### THE TASK
Copy the lines word for word, from the first line through the one containing "grayscale-label: In Graustufen", including both.

### PROVIDED ENTRIES
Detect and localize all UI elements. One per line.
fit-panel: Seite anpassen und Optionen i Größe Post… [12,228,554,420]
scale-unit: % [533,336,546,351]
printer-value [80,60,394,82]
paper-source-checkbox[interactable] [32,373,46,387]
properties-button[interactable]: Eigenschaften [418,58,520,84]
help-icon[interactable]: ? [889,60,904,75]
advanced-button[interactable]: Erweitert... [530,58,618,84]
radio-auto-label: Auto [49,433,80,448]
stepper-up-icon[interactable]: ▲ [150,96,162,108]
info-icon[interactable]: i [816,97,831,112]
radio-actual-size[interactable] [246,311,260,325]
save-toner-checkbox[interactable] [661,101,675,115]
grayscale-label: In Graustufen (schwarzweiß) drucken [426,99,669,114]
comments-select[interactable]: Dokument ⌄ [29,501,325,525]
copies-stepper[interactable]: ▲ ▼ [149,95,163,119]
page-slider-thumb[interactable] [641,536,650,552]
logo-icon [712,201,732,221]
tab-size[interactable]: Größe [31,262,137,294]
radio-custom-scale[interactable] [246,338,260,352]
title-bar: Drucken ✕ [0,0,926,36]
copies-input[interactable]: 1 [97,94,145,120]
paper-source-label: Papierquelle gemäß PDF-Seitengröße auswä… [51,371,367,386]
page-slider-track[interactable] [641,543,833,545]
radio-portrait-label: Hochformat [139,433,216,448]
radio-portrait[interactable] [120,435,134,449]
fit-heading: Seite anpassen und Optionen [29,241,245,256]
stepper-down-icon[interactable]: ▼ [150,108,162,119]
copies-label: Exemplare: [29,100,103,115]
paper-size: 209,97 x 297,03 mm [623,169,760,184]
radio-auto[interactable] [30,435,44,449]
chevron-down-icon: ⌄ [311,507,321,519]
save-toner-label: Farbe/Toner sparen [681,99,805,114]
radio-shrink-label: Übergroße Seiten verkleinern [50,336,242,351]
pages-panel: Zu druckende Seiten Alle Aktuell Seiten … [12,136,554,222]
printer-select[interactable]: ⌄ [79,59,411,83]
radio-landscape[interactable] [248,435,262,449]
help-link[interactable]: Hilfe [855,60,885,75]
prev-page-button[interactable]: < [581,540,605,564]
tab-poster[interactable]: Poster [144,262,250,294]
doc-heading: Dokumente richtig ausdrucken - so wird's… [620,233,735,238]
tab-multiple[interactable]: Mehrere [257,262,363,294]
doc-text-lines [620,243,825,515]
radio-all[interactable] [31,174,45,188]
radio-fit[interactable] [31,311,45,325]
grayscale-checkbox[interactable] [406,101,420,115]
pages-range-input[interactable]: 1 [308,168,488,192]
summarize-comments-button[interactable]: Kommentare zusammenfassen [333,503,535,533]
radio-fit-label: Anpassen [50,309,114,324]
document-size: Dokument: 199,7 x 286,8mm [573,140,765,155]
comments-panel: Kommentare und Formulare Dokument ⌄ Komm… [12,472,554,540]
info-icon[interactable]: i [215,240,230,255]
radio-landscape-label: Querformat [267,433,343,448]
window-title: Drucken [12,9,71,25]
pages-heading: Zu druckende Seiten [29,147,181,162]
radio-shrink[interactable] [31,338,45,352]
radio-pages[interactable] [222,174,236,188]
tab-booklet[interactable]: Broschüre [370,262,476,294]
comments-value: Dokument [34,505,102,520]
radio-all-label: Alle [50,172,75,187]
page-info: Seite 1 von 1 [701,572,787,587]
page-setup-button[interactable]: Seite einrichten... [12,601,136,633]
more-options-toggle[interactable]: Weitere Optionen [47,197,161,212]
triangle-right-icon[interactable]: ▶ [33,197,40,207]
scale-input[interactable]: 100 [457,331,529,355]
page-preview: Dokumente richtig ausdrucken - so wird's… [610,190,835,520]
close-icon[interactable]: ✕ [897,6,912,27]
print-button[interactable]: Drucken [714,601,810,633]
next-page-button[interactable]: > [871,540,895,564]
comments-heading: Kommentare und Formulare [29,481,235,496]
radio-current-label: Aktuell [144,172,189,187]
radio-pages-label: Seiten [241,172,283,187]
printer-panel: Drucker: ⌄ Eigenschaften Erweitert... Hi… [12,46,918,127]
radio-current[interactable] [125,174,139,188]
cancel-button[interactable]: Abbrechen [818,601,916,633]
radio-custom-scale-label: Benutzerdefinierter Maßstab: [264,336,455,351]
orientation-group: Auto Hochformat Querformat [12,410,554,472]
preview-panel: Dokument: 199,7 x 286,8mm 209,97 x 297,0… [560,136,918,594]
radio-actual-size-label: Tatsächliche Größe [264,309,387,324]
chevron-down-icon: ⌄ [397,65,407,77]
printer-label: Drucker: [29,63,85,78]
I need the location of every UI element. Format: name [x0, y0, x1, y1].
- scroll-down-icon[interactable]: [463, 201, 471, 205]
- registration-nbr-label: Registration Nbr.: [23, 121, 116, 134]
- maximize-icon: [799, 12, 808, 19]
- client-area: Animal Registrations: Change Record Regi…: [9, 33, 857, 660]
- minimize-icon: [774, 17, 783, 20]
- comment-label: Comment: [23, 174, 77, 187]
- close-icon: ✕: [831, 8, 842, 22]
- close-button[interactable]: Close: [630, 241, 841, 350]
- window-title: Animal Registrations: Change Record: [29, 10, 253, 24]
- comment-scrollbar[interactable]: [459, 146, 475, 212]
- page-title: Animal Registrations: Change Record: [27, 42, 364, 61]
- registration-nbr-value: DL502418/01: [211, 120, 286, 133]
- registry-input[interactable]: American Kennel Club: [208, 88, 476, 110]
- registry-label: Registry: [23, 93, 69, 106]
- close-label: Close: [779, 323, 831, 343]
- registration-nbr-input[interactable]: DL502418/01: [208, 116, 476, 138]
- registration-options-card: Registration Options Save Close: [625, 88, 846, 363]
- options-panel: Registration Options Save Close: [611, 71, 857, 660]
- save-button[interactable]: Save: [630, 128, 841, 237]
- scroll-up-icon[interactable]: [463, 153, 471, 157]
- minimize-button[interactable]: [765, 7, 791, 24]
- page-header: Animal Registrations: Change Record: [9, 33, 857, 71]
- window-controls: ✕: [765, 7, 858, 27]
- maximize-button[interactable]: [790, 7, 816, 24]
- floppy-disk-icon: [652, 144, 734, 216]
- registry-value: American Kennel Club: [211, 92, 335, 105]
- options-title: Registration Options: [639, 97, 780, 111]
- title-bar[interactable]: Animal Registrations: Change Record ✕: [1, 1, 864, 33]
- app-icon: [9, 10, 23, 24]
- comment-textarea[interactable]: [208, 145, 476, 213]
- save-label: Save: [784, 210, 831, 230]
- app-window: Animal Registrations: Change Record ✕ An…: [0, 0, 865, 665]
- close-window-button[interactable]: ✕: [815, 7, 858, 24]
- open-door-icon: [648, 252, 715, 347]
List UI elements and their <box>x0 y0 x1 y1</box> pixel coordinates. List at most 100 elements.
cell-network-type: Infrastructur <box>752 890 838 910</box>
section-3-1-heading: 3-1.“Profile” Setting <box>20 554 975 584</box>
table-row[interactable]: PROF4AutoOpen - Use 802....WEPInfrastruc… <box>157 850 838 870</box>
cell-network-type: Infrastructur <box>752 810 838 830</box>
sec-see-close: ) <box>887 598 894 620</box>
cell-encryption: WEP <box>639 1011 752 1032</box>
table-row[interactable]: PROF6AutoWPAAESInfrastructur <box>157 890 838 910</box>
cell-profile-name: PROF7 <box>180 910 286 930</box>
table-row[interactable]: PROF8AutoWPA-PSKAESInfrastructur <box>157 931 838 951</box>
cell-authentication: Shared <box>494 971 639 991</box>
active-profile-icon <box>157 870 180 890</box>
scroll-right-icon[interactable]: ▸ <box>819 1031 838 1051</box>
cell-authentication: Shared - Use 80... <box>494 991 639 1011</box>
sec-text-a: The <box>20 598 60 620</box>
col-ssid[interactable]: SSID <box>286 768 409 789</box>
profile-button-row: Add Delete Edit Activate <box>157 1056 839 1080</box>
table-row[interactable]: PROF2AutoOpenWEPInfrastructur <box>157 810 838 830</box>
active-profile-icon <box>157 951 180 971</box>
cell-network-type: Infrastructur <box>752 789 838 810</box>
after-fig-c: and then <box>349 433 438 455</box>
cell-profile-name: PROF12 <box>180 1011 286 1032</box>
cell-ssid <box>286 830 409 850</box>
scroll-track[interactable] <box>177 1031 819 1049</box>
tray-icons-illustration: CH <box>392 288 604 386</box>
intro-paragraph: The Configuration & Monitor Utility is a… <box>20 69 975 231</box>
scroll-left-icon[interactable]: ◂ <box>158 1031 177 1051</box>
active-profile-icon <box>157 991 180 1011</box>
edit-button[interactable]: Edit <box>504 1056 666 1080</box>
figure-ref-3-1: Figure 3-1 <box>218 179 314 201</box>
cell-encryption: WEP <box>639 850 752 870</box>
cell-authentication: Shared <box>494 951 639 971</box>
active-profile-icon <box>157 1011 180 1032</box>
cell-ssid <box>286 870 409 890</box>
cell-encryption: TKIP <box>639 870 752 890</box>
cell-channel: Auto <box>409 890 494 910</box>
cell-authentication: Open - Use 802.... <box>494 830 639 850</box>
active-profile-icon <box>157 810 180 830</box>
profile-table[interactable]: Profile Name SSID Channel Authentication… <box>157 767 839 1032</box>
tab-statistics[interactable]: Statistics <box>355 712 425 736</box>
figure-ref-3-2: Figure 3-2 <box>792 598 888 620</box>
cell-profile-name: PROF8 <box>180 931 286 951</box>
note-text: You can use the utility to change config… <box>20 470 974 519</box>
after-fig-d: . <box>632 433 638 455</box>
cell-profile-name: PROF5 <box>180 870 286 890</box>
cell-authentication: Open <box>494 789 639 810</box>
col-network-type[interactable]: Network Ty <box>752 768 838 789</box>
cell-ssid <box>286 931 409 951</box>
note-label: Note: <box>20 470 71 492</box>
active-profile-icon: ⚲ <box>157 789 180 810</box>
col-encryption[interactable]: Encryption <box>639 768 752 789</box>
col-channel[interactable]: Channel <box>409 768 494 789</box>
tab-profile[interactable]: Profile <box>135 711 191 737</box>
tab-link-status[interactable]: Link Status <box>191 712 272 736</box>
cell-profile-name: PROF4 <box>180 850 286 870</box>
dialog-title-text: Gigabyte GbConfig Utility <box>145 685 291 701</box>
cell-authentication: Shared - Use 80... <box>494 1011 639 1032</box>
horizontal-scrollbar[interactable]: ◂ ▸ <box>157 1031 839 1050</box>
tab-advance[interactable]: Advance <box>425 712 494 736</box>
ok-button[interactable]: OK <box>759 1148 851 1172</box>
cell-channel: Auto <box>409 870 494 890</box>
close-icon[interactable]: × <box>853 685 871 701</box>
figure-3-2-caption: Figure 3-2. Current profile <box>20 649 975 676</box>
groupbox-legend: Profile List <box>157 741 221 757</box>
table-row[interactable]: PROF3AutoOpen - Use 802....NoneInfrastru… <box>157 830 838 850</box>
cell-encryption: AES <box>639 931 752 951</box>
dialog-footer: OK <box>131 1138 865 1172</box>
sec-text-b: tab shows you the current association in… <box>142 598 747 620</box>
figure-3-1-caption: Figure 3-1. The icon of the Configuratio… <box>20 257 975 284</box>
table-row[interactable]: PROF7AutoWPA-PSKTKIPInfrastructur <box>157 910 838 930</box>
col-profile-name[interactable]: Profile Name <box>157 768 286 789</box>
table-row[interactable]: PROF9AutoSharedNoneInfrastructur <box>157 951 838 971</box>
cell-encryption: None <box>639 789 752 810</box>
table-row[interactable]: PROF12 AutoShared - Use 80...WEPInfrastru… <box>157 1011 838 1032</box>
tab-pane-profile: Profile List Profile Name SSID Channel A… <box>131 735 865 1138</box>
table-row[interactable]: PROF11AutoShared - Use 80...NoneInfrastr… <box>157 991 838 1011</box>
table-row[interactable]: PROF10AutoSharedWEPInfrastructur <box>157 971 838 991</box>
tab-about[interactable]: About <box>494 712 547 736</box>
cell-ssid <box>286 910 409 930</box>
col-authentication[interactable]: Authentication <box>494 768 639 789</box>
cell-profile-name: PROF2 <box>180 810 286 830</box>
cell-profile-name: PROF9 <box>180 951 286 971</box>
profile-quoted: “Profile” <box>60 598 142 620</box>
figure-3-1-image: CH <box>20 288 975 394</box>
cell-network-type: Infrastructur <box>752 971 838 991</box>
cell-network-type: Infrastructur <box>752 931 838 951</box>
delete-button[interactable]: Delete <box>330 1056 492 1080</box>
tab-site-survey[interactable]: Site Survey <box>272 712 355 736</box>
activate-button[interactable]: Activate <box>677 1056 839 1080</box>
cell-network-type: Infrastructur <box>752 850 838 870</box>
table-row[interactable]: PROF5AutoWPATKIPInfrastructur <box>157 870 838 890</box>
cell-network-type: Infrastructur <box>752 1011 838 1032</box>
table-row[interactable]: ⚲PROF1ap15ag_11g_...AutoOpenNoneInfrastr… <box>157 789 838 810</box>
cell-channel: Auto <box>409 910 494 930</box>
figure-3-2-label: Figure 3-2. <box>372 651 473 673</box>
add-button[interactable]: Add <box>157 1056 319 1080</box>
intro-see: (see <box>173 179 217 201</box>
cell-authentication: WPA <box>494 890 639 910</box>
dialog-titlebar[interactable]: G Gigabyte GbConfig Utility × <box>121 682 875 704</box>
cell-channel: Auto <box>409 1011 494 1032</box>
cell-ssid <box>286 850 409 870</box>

### FINISHED ANSWER
Detect and localize all UI elements. One per line.
fit-panel: Seite anpassen und Optionen i Größe Post… [12,228,554,420]
scale-unit: % [533,336,546,351]
printer-value [80,60,394,82]
paper-source-checkbox[interactable] [32,373,46,387]
properties-button[interactable]: Eigenschaften [418,58,520,84]
help-icon[interactable]: ? [889,60,904,75]
advanced-button[interactable]: Erweitert... [530,58,618,84]
radio-auto-label: Auto [49,433,80,448]
stepper-up-icon[interactable]: ▲ [150,96,162,108]
info-icon[interactable]: i [816,97,831,112]
radio-actual-size[interactable] [246,311,260,325]
save-toner-checkbox[interactable] [661,101,675,115]
grayscale-label: In Graustufen (schwarzweiß) drucken [426,99,669,114]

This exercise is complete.